Place every line of the items into a Markdown table with the columns "Row" and "Line". Number each line in the first column, put the line itself in the second, and leave out blank lines.
Start MATERIAL FOR THIS EXERCISE
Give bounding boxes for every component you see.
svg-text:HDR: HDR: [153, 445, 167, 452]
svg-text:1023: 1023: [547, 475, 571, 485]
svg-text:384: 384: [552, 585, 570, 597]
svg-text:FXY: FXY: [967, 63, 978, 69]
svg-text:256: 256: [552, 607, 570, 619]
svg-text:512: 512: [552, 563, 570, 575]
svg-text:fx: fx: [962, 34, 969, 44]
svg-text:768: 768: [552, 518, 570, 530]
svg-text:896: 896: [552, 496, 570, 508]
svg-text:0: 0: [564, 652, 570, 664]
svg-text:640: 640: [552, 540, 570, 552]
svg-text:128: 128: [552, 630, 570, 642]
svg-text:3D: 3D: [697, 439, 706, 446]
End MATERIAL FOR THIS EXERCISE
- **ANSWER TO THE PROBLEM**
| Row | Line |
|---|---|
| 1 | Give bounding boxes for every component you see. |
| 2 | svg-text:HDR: HDR: [153, 445, 167, 452] |
| 3 | svg-text:1023: 1023: [547, 475, 571, 485] |
| 4 | svg-text:384: 384: [552, 585, 570, 597] |
| 5 | svg-text:FXY: FXY: [967, 63, 978, 69] |
| 6 | svg-text:256: 256: [552, 607, 570, 619] |
| 7 | svg-text:512: 512: [552, 563, 570, 575] |
| 8 | svg-text:fx: fx: [962, 34, 969, 44] |
| 9 | svg-text:768: 768: [552, 518, 570, 530] |
| 10 | svg-text:896: 896: [552, 496, 570, 508] |
| 11 | svg-text:0: 0: [564, 652, 570, 664] |
| 12 | svg-text:640: 640: [552, 540, 570, 552] |
| 13 | svg-text:128: 128: [552, 630, 570, 642] |
| 14 | svg-text:3D: 3D: [697, 439, 706, 446] |